### [Work instructions]
Look through the data and write out every line with the word "color" in it.
Begin Data records
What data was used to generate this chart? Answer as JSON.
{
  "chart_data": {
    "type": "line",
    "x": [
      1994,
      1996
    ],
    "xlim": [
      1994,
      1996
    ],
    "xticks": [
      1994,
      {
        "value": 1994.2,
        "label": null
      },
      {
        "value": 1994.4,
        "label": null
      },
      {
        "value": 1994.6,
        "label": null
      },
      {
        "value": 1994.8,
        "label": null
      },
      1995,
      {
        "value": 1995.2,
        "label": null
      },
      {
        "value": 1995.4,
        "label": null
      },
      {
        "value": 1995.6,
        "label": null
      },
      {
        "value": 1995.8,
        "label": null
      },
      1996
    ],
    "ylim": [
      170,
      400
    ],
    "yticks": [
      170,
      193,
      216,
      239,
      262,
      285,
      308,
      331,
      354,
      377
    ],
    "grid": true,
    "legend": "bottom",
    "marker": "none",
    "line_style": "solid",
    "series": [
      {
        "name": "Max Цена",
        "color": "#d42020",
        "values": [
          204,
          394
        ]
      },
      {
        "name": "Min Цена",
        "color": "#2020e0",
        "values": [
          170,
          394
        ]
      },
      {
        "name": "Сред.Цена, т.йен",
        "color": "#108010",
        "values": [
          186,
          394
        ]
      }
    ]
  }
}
End Data records
### [Reply to the exercise]
        "color": "#d42020",
        "color": "#2020e0",
        "color": "#108010",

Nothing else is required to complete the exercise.